Pictures in the data below are not part of the copy; transcribe everything else exactly.

(Collected data)
— start —

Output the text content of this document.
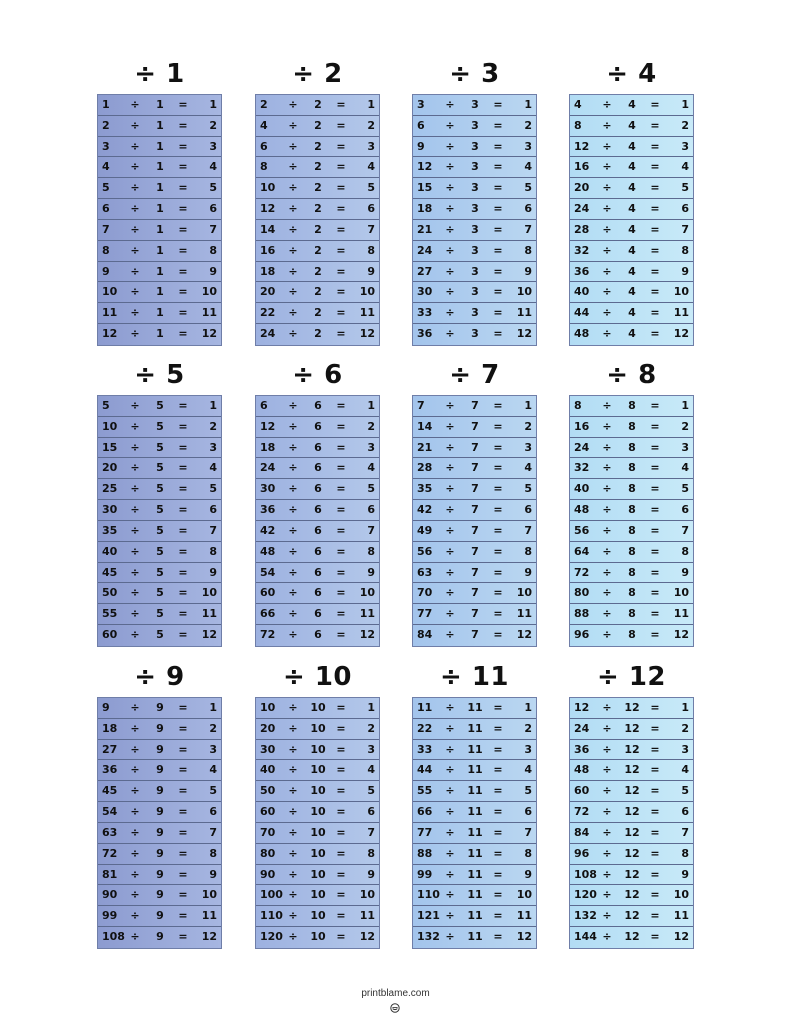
÷ 1
1 ÷	1	= 1
2 ÷	1	= 2
3 ÷	1	= 3
4 ÷	1	= 4
5 ÷	1	= 5
6 ÷	1	= 6
7 ÷	1	= 7
8 ÷	1	= 8
9 ÷	1	= 9
10 ÷	1	= 10
11 ÷	1	= 11
12 ÷	1	= 12
÷ 2
2 ÷	2	= 1
4 ÷	2	= 2
6 ÷	2	= 3
8 ÷	2	= 4
10 ÷	2	= 5
12 ÷	2	= 6
14 ÷	2	= 7
16 ÷	2	= 8
18 ÷	2	= 9
20 ÷	2	= 10
22 ÷	2	= 11
24 ÷	2	= 12
÷ 3
3 ÷	3	= 1
6 ÷	3	= 2
9 ÷	3	= 3
12 ÷	3	= 4
15 ÷	3	= 5
18 ÷	3	= 6
21 ÷	3	= 7
24 ÷	3	= 8
27 ÷	3	= 9
30 ÷	3	= 10
33 ÷	3	= 11
36 ÷	3	= 12
÷ 4
4 ÷	4	= 1
8 ÷	4	= 2
12 ÷	4	= 3
16 ÷	4	= 4
20 ÷	4	= 5
24 ÷	4	= 6
28 ÷	4	= 7
32 ÷	4	= 8
36 ÷	4	= 9
40 ÷	4	= 10
44 ÷	4	= 11
48 ÷	4	= 12
÷ 5
5 ÷	5	= 1
10 ÷	5	= 2
15 ÷	5	= 3
20 ÷	5	= 4
25 ÷	5	= 5
30 ÷	5	= 6
35 ÷	5	= 7
40 ÷	5	= 8
45 ÷	5	= 9
50 ÷	5	= 10
55 ÷	5	= 11
60 ÷	5	= 12
÷ 6
6 ÷	6	= 1
12 ÷	6	= 2
18 ÷	6	= 3
24 ÷	6	= 4
30 ÷	6	= 5
36 ÷	6	= 6
42 ÷	6	= 7
48 ÷	6	= 8
54 ÷	6	= 9
60 ÷	6	= 10
66 ÷	6	= 11
72 ÷	6	= 12
÷ 7
7 ÷	7	= 1
14 ÷	7	= 2
21 ÷	7	= 3
28 ÷	7	= 4
35 ÷	7	= 5
42 ÷	7	= 6
49 ÷	7	= 7
56 ÷	7	= 8
63 ÷	7	= 9
70 ÷	7	= 10
77 ÷	7	= 11
84 ÷	7	= 12
÷ 8
8 ÷	8	= 1
16 ÷	8	= 2
24 ÷	8	= 3
32 ÷	8	= 4
40 ÷	8	= 5
48 ÷	8	= 6
56 ÷	8	= 7
64 ÷	8	= 8
72 ÷	8	= 9
80 ÷	8	= 10
88 ÷	8	= 11
96 ÷	8	= 12
÷ 9
9 ÷	9	= 1
18 ÷	9	= 2
27 ÷	9	= 3
36 ÷	9	= 4
45 ÷	9	= 5
54 ÷	9	= 6
63 ÷	9	= 7
72 ÷	9	= 8
81 ÷	9	= 9
90 ÷	9	= 10
99 ÷	9	= 11
108 ÷	9	= 12
÷ 10
10 ÷	10 = 1
20 ÷	10 = 2
30 ÷	10 = 3
40 ÷	10 = 4
50 ÷	10 = 5
60 ÷	10 = 6
70 ÷	10 = 7
80 ÷	10 = 8
90 ÷	10 = 9
100 ÷	10 = 10
110 ÷	10 = 11
120 ÷	10 = 12
÷ 11
11 ÷	11 = 1
22 ÷	11 = 2
33 ÷	11 = 3
44 ÷	11 = 4
55 ÷	11 = 5
66 ÷	11 = 6
77 ÷	11 = 7
88 ÷	11 = 8
99 ÷	11 = 9
110 ÷	11 = 10
121 ÷	11 = 11
132 ÷	11 = 12
÷ 12
12 ÷	12 = 1
24 ÷	12 = 2
36 ÷	12 = 3
48 ÷	12 = 4
60 ÷	12 = 5
72 ÷	12 = 6
84 ÷	12 = 7
96 ÷	12 = 8
108 ÷	12 = 9
120 ÷	12 = 10
132 ÷	12 = 11
144 ÷	12 = 12
printblame.com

— end —

▶ _Response_
Output the text content of this document.
÷ 1
1 ÷	1	= 1
2 ÷	1	= 2
3 ÷	1	= 3
4 ÷	1	= 4
5 ÷	1	= 5
6 ÷	1	= 6
7 ÷	1	= 7
8 ÷	1	= 8
9 ÷	1	= 9
10 ÷	1	= 10
11 ÷	1	= 11
12 ÷	1	= 12
÷ 2
2 ÷	2	= 1
4 ÷	2	= 2
6 ÷	2	= 3
8 ÷	2	= 4
10 ÷	2	= 5
12 ÷	2	= 6
14 ÷	2	= 7
16 ÷	2	= 8
18 ÷	2	= 9
20 ÷	2	= 10
22 ÷	2	= 11
24 ÷	2	= 12
÷ 3
3 ÷	3	= 1
6 ÷	3	= 2
9 ÷	3	= 3
12 ÷	3	= 4
15 ÷	3	= 5
18 ÷	3	= 6
21 ÷	3	= 7
24 ÷	3	= 8
27 ÷	3	= 9
30 ÷	3	= 10
33 ÷	3	= 11
36 ÷	3	= 12
÷ 4
4 ÷	4	= 1
8 ÷	4	= 2
12 ÷	4	= 3
16 ÷	4	= 4
20 ÷	4	= 5
24 ÷	4	= 6
28 ÷	4	= 7
32 ÷	4	= 8
36 ÷	4	= 9
40 ÷	4	= 10
44 ÷	4	= 11
48 ÷	4	= 12
÷ 5
5 ÷	5	= 1
10 ÷	5	= 2
15 ÷	5	= 3
20 ÷	5	= 4
25 ÷	5	= 5
30 ÷	5	= 6
35 ÷	5	= 7
40 ÷	5	= 8
45 ÷	5	= 9
50 ÷	5	= 10
55 ÷	5	= 11
60 ÷	5	= 12
÷ 6
6 ÷	6	= 1
12 ÷	6	= 2
18 ÷	6	= 3
24 ÷	6	= 4
30 ÷	6	= 5
36 ÷	6	= 6
42 ÷	6	= 7
48 ÷	6	= 8
54 ÷	6	= 9
60 ÷	6	= 10
66 ÷	6	= 11
72 ÷	6	= 12
÷ 7
7 ÷	7	= 1
14 ÷	7	= 2
21 ÷	7	= 3
28 ÷	7	= 4
35 ÷	7	= 5
42 ÷	7	= 6
49 ÷	7	= 7
56 ÷	7	= 8
63 ÷	7	= 9
70 ÷	7	= 10
77 ÷	7	= 11
84 ÷	7	= 12
÷ 8
8 ÷	8	= 1
16 ÷	8	= 2
24 ÷	8	= 3
32 ÷	8	= 4
40 ÷	8	= 5
48 ÷	8	= 6
56 ÷	8	= 7
64 ÷	8	= 8
72 ÷	8	= 9
80 ÷	8	= 10
88 ÷	8	= 11
96 ÷	8	= 12
÷ 9
9 ÷	9	= 1
18 ÷	9	= 2
27 ÷	9	= 3
36 ÷	9	= 4
45 ÷	9	= 5
54 ÷	9	= 6
63 ÷	9	= 7
72 ÷	9	= 8
81 ÷	9	= 9
90 ÷	9	= 10
99 ÷	9	= 11
108 ÷	9	= 12
÷ 10
10 ÷	10 = 1
20 ÷	10 = 2
30 ÷	10 = 3
40 ÷	10 = 4
50 ÷	10 = 5
60 ÷	10 = 6
70 ÷	10 = 7
80 ÷	10 = 8
90 ÷	10 = 9
100 ÷	10 = 10
110 ÷	10 = 11
120 ÷	10 = 12
÷ 11
11 ÷	11 = 1
22 ÷	11 = 2
33 ÷	11 = 3
44 ÷	11 = 4
55 ÷	11 = 5
66 ÷	11 = 6
77 ÷	11 = 7
88 ÷	11 = 8
99 ÷	11 = 9
110 ÷	11 = 10
121 ÷	11 = 11
132 ÷	11 = 12
÷ 12
12 ÷	12 = 1
24 ÷	12 = 2
36 ÷	12 = 3
48 ÷	12 = 4
60 ÷	12 = 5
72 ÷	12 = 6
84 ÷	12 = 7
96 ÷	12 = 8
108 ÷	12 = 9
120 ÷	12 = 10
132 ÷	12 = 11
144 ÷	12 = 12
printblame.com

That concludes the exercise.